[Stored items]
^^^^^^^^
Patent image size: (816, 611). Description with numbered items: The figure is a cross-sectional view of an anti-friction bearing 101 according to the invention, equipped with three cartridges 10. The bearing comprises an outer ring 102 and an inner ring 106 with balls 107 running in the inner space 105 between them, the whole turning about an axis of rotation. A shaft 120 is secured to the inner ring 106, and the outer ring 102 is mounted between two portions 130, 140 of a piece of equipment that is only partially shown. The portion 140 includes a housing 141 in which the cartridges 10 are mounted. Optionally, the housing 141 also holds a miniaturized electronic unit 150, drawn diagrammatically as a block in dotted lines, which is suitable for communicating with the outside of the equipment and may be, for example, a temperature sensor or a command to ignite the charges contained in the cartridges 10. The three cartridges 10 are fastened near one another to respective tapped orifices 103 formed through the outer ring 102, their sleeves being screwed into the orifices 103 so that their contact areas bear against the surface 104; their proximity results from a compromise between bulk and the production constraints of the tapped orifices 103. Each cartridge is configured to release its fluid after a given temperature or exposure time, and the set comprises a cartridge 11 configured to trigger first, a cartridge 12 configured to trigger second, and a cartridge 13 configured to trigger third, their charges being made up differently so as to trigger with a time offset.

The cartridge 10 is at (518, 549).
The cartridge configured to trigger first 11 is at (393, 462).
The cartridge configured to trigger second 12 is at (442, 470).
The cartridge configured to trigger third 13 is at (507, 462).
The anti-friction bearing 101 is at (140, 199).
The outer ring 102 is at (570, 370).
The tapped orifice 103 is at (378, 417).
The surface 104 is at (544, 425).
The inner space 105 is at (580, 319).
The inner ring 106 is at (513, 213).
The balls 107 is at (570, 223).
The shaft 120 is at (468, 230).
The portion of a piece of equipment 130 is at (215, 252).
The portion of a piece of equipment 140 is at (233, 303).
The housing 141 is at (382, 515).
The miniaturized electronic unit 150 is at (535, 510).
^^^^^^^^
• WHAT TO PRODUCE: Gather every line in the entries above that contains the string "cartridge" and copy each one out in full. Case counts.

• FINISHED ANSWER:
Patent image size: (816, 611). Description with numbered items: The figure is a cross-sectional view of an anti-friction bearing 101 according to the invention, equipped with three cartridges 10. The bearing comprises an outer ring 102 and an inner ring 106 with balls 107 running in the inner space 105 between them, the whole turning about an axis of rotation. A shaft 120 is secured to the inner ring 106, and the outer ring 102 is mounted between two portions 130, 140 of a piece of equipment that is only partially shown. The portion 140 includes a housing 141 in which the cartridges 10 are mounted. Optionally, the housing 141 also holds a miniaturized electronic unit 150, drawn diagrammatically as a block in dotted lines, which is suitable for communicating with the outside of the equipment and may be, for example, a temperature sensor or a command to ignite the charges contained in the cartridges 10. The three cartridges 10 are fastened near one another to respective tapped orifices 103 formed through the outer ring 102, their sleeves being screwed into the orifices 103 so that their contact areas bear against the surface 104; their proximity results from a compromise between bulk and the production constraints of the tapped orifices 103. Each cartridge is configured to release its fluid after a given temperature or exposure time, and the set comprises a cartridge 11 configured to trigger first, a cartridge 12 configured to trigger second, and a cartridge 13 configured to trigger third, their charges being made up differently so as to trigger with a time offset.
The cartridge 10 is at (518, 549).
The cartridge configured to trigger first 11 is at (393, 462).
The cartridge configured to trigger second 12 is at (442, 470).
The cartridge configured to trigger third 13 is at (507, 462).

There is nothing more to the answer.